Exercise
Each record below is to be copied word for word, with pictures removed.

[BEGIN Data rows]

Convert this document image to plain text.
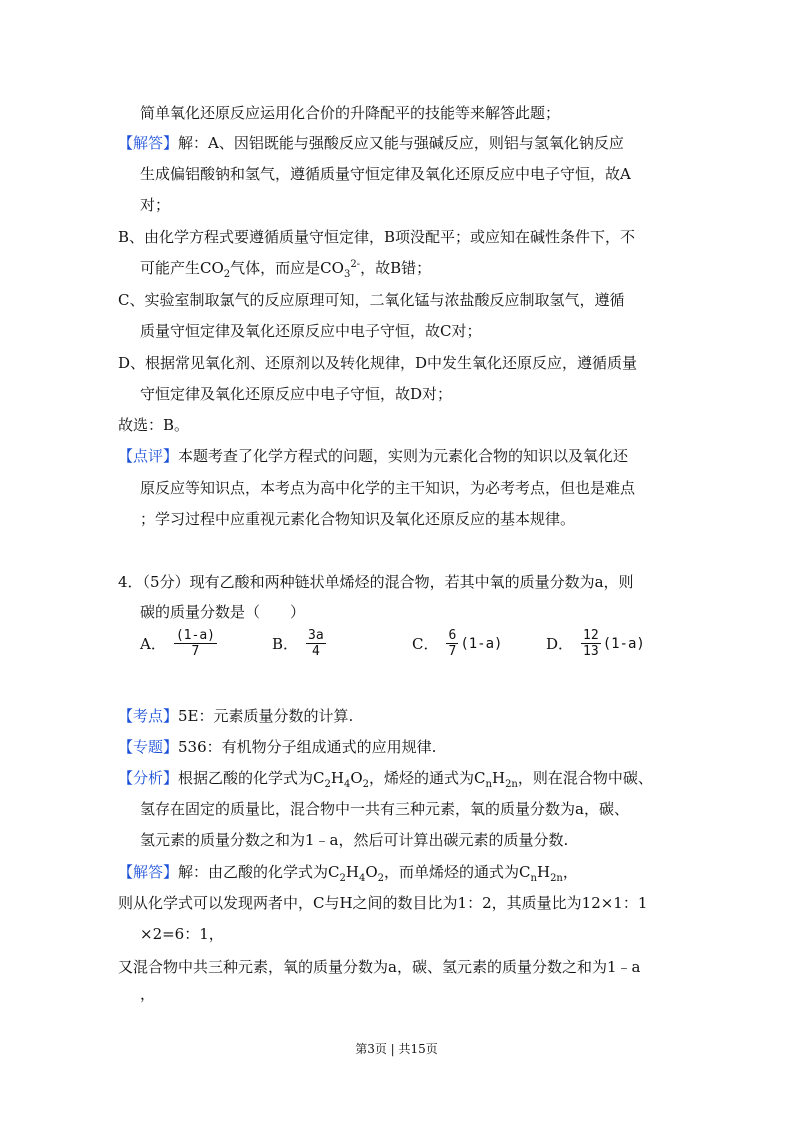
简单氧化还原反应运用化合价的升降配平的技能等来解答此题；
【解答】解：A、因铝既能与强酸反应又能与强碱反应，则铝与氢氧化钠反应
生成偏铝酸钠和氢气，遵循质量守恒定律及氧化还原反应中电子守恒，故A
对；
B、由化学方程式要遵循质量守恒定律，B项没配平；或应知在碱性条件下，不
可能产生$CO_2$气体，而应是$CO_3^{2-}$，故B错；
C、实验室制取氯气的反应原理可知，二氧化锰与浓盐酸反应制取氢气，遵循
质量守恒定律及氧化还原反应中电子守恒，故C对；
D、根据常见氧化剂、还原剂以及转化规律，D中发生氧化还原反应，遵循质量
守恒定律及氧化还原反应中电子守恒，故D对；
故选：B。
【点评】本题考查了化学方程式的问题，实则为元素化合物的知识以及氧化还
原反应等知识点，本考点为高中化学的主干知识，为必考考点，但也是难点
；学习过程中应重视元素化合物知识及氧化还原反应的基本规律。
4．（5分）现有乙酸和两种链状单烯烃的混合物，若其中氧的质量分数为a，则
碳的质量分数是（　　）
A． $\frac{(1-a)}{7}$	B． $\frac{3a}{4}$	C． $\frac{6}{7} (1-a)$	D． $\frac{12}{13} (1-a)$
【考点】5E：元素质量分数的计算.
【专题】536：有机物分子组成通式的应用规律.
【分析】根据乙酸的化学式为$C_2H_4O_2$，烯烃的通式为$C_nH_{2n}$，则在混合物中碳、
氢存在固定的质量比，混合物中一共有三种元素，氧的质量分数为a，碳、
氢元素的质量分数之和为1﹣a，然后可计算出碳元素的质量分数.
【解答】解：由乙酸的化学式为$C_2H_4O_2$，而单烯烃的通式为$C_nH_{2n}$，
则从化学式可以发现两者中，C与H之间的数目比为1：2，其质量比为12×1：1
×2=6：1，
又混合物中共三种元素，氧的质量分数为a，碳、氢元素的质量分数之和为1﹣a
，
第3页 | 共15页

[END Data rows]

Finished task
Convert this document image to plain text.
简单氧化还原反应运用化合价的升降配平的技能等来解答此题；
【解答】解：A、因铝既能与强酸反应又能与强碱反应，则铝与氢氧化钠反应
生成偏铝酸钠和氢气，遵循质量守恒定律及氧化还原反应中电子守恒，故A
对；
B、由化学方程式要遵循质量守恒定律，B项没配平；或应知在碱性条件下，不
可能产生$CO_2$气体，而应是$CO_3^{2-}$，故B错；
C、实验室制取氯气的反应原理可知，二氧化锰与浓盐酸反应制取氢气，遵循
质量守恒定律及氧化还原反应中电子守恒，故C对；
D、根据常见氧化剂、还原剂以及转化规律，D中发生氧化还原反应，遵循质量
守恒定律及氧化还原反应中电子守恒，故D对；
故选：B。
【点评】本题考查了化学方程式的问题，实则为元素化合物的知识以及氧化还
原反应等知识点，本考点为高中化学的主干知识，为必考考点，但也是难点
；学习过程中应重视元素化合物知识及氧化还原反应的基本规律。
4．（5分）现有乙酸和两种链状单烯烃的混合物，若其中氧的质量分数为a，则
碳的质量分数是（　　）
A． $\frac{(1-a)}{7}$	B． $\frac{3a}{4}$	C． $\frac{6}{7} (1-a)$	D． $\frac{12}{13} (1-a)$
【考点】5E：元素质量分数的计算.
【专题】536：有机物分子组成通式的应用规律.
【分析】根据乙酸的化学式为$C_2H_4O_2$，烯烃的通式为$C_nH_{2n}$，则在混合物中碳、
氢存在固定的质量比，混合物中一共有三种元素，氧的质量分数为a，碳、
氢元素的质量分数之和为1﹣a，然后可计算出碳元素的质量分数.
【解答】解：由乙酸的化学式为$C_2H_4O_2$，而单烯烃的通式为$C_nH_{2n}$，
则从化学式可以发现两者中，C与H之间的数目比为1：2，其质量比为12×1：1
×2=6：1，
又混合物中共三种元素，氧的质量分数为a，碳、氢元素的质量分数之和为1﹣a
，
第3页 | 共15页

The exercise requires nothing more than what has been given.